**Given task:** Tell how many lines include the string "plus". Answer with a single number.
● ● ● ● ●
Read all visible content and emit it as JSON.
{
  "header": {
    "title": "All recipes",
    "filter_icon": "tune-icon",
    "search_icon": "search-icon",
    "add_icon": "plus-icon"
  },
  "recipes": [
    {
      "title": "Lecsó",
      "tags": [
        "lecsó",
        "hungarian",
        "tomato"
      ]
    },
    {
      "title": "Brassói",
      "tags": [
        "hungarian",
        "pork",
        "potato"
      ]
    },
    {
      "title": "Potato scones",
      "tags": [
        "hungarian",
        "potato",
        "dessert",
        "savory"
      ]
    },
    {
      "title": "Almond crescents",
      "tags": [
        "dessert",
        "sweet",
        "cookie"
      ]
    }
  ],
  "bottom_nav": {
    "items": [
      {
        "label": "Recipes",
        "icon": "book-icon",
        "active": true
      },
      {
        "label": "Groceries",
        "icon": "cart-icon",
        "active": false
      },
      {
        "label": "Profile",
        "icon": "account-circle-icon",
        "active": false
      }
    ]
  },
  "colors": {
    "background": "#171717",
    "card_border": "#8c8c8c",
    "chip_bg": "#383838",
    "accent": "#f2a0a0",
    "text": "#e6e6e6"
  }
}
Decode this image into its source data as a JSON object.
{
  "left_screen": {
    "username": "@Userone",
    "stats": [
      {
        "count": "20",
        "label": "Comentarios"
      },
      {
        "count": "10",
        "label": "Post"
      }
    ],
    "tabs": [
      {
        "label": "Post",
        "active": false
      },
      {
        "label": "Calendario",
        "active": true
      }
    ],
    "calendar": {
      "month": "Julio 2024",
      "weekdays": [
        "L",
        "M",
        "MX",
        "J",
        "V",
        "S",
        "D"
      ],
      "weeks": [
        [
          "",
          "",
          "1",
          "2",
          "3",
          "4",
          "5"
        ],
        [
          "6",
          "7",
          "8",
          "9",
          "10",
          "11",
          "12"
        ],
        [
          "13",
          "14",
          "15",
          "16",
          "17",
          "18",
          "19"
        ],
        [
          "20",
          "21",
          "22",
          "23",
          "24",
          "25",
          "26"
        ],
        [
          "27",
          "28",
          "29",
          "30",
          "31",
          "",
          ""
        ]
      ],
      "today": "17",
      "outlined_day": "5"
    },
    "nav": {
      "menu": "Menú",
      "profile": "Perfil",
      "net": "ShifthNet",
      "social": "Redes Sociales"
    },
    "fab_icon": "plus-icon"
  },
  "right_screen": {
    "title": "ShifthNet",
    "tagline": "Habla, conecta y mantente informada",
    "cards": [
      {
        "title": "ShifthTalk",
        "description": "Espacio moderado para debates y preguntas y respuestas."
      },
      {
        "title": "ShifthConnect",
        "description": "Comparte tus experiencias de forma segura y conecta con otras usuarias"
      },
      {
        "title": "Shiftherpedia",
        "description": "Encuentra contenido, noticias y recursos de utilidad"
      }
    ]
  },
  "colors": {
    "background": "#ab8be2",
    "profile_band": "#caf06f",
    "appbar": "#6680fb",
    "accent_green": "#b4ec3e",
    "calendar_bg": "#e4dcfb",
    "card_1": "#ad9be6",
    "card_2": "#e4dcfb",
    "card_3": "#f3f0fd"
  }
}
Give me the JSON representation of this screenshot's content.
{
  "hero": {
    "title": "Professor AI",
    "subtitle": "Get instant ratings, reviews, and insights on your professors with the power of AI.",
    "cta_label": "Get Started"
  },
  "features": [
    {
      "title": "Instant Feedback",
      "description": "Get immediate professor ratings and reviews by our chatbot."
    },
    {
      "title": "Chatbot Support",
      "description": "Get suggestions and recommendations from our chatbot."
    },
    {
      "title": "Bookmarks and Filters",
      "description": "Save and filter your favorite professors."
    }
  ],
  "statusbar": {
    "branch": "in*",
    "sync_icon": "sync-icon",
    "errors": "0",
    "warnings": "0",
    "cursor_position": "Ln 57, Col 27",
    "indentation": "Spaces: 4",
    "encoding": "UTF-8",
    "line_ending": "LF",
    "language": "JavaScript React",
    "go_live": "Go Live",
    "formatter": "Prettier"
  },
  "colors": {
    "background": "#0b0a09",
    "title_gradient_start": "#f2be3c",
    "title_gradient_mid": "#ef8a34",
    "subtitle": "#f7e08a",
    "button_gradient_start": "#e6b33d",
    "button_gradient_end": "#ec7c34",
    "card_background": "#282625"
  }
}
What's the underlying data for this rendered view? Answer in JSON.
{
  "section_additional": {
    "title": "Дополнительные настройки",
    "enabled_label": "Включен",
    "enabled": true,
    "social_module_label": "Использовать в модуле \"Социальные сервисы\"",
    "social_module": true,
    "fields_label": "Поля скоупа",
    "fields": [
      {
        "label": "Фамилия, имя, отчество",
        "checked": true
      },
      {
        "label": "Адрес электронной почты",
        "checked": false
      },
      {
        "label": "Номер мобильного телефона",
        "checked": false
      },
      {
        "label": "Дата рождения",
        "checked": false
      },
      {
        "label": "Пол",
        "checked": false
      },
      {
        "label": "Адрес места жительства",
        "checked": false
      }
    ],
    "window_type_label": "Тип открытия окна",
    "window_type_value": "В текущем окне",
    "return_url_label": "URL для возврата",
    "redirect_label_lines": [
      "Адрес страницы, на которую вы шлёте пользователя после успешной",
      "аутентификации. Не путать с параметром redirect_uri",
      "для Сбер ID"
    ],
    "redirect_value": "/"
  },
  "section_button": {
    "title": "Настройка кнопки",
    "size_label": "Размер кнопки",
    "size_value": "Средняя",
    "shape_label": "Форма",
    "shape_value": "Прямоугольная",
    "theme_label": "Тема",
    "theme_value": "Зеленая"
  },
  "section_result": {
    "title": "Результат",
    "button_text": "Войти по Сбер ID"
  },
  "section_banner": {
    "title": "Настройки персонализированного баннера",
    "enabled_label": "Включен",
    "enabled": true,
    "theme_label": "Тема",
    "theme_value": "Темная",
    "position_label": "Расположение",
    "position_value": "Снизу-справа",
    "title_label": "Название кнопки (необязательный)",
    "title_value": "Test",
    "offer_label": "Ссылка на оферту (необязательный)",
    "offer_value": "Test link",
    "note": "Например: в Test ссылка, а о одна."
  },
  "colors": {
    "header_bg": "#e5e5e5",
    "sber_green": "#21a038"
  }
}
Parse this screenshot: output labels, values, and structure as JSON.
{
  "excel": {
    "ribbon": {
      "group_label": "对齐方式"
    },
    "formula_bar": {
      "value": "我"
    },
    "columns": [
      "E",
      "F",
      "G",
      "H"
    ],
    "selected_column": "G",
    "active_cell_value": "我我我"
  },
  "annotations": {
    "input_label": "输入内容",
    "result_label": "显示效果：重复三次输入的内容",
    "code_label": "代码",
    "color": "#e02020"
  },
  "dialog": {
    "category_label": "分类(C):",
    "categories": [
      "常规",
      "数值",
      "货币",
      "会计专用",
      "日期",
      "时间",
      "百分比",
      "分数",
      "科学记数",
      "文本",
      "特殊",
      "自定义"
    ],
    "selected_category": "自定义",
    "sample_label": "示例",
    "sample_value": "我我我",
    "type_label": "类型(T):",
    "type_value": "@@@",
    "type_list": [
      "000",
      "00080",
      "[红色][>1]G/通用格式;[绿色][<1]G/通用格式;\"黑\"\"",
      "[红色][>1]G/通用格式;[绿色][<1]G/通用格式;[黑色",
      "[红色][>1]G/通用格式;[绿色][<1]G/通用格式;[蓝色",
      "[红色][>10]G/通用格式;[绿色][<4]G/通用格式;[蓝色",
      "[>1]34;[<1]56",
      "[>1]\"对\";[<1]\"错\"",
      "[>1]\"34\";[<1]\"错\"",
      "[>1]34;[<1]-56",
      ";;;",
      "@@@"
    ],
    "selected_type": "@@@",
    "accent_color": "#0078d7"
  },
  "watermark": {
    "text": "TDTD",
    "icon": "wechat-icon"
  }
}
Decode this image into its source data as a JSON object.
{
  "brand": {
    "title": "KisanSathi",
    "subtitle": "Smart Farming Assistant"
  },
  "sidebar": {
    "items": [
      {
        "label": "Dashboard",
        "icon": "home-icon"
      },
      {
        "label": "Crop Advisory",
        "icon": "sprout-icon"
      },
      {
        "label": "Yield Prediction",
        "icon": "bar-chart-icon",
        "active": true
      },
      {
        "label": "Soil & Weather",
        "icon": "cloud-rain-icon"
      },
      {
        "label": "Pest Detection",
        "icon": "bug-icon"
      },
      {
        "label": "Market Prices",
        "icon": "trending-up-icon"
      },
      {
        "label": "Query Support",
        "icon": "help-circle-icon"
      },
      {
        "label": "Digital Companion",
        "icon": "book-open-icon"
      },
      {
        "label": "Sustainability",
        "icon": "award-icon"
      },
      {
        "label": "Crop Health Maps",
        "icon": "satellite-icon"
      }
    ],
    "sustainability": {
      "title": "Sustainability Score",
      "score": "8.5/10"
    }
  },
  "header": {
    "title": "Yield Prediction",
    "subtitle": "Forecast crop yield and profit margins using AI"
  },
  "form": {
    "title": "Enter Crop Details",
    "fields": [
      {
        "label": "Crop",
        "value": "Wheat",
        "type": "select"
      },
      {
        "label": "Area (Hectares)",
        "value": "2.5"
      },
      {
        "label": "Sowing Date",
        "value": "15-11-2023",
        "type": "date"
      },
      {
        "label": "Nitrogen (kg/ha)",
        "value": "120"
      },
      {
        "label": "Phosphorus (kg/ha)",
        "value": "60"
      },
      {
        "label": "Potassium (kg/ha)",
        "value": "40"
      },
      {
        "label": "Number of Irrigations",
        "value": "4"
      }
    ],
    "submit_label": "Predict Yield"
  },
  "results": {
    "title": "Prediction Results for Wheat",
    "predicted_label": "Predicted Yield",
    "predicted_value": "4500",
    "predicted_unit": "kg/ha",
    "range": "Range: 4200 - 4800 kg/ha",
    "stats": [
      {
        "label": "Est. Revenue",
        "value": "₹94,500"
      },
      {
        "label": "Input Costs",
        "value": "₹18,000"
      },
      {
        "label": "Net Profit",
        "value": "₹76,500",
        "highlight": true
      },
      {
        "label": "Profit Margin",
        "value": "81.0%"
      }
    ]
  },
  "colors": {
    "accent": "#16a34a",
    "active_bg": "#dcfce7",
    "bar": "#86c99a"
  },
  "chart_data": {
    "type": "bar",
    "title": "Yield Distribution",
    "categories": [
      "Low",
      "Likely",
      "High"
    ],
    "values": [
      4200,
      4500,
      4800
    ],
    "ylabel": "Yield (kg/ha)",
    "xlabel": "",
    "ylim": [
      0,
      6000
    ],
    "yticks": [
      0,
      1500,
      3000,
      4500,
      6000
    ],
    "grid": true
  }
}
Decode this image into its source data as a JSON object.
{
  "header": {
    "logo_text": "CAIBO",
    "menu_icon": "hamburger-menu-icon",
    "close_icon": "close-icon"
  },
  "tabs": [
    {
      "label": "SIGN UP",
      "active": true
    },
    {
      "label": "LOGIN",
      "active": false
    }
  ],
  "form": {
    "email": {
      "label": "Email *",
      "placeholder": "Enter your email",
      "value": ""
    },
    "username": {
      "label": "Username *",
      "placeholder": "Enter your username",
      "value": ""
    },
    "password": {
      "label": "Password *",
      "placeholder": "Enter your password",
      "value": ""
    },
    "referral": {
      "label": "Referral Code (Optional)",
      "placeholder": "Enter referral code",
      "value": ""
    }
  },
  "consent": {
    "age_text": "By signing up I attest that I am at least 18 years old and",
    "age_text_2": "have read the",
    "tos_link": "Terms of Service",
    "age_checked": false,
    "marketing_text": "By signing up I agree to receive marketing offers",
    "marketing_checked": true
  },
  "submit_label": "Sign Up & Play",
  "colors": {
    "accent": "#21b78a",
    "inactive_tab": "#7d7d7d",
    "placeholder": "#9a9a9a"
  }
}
● ● ● ● ●
**Task result:** 2